══ Records for this task
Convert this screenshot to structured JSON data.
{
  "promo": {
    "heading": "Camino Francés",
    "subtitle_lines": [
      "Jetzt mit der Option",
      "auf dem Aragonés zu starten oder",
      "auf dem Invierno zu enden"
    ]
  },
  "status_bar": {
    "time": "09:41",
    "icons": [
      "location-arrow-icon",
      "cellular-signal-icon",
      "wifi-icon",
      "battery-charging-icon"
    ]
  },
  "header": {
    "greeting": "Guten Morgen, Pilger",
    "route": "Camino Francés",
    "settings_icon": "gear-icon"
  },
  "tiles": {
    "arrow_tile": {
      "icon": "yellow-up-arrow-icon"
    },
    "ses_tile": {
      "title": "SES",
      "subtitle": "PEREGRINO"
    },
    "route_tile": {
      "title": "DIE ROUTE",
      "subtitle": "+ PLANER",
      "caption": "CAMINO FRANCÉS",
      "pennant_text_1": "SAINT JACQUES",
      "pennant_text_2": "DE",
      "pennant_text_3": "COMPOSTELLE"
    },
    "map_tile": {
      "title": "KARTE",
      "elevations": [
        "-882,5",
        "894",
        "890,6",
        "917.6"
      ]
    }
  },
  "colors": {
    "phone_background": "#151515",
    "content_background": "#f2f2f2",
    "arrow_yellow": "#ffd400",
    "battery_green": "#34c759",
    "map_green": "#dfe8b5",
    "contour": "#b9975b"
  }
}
════
## Requirements:
Repeat the data precisely, reproducing every entry.

## Expected answer:
Convert this screenshot to structured JSON data.
{
  "promo": {
    "heading": "Camino Francés",
    "subtitle_lines": [
      "Jetzt mit der Option",
      "auf dem Aragonés zu starten oder",
      "auf dem Invierno zu enden"
    ]
  },
  "status_bar": {
    "time": "09:41",
    "icons": [
      "location-arrow-icon",
      "cellular-signal-icon",
      "wifi-icon",
      "battery-charging-icon"
    ]
  },
  "header": {
    "greeting": "Guten Morgen, Pilger",
    "route": "Camino Francés",
    "settings_icon": "gear-icon"
  },
  "tiles": {
    "arrow_tile": {
      "icon": "yellow-up-arrow-icon"
    },
    "ses_tile": {
      "title": "SES",
      "subtitle": "PEREGRINO"
    },
    "route_tile": {
      "title": "DIE ROUTE",
      "subtitle": "+ PLANER",
      "caption": "CAMINO FRANCÉS",
      "pennant_text_1": "SAINT JACQUES",
      "pennant_text_2": "DE",
      "pennant_text_3": "COMPOSTELLE"
    },
    "map_tile": {
      "title": "KARTE",
      "elevations": [
        "-882,5",
        "894",
        "890,6",
        "917.6"
      ]
    }
  },
  "colors": {
    "phone_background": "#151515",
    "content_background": "#f2f2f2",
    "arrow_yellow": "#ffd400",
    "battery_green": "#34c759",
    "map_green": "#dfe8b5",
    "contour": "#b9975b"
  }
}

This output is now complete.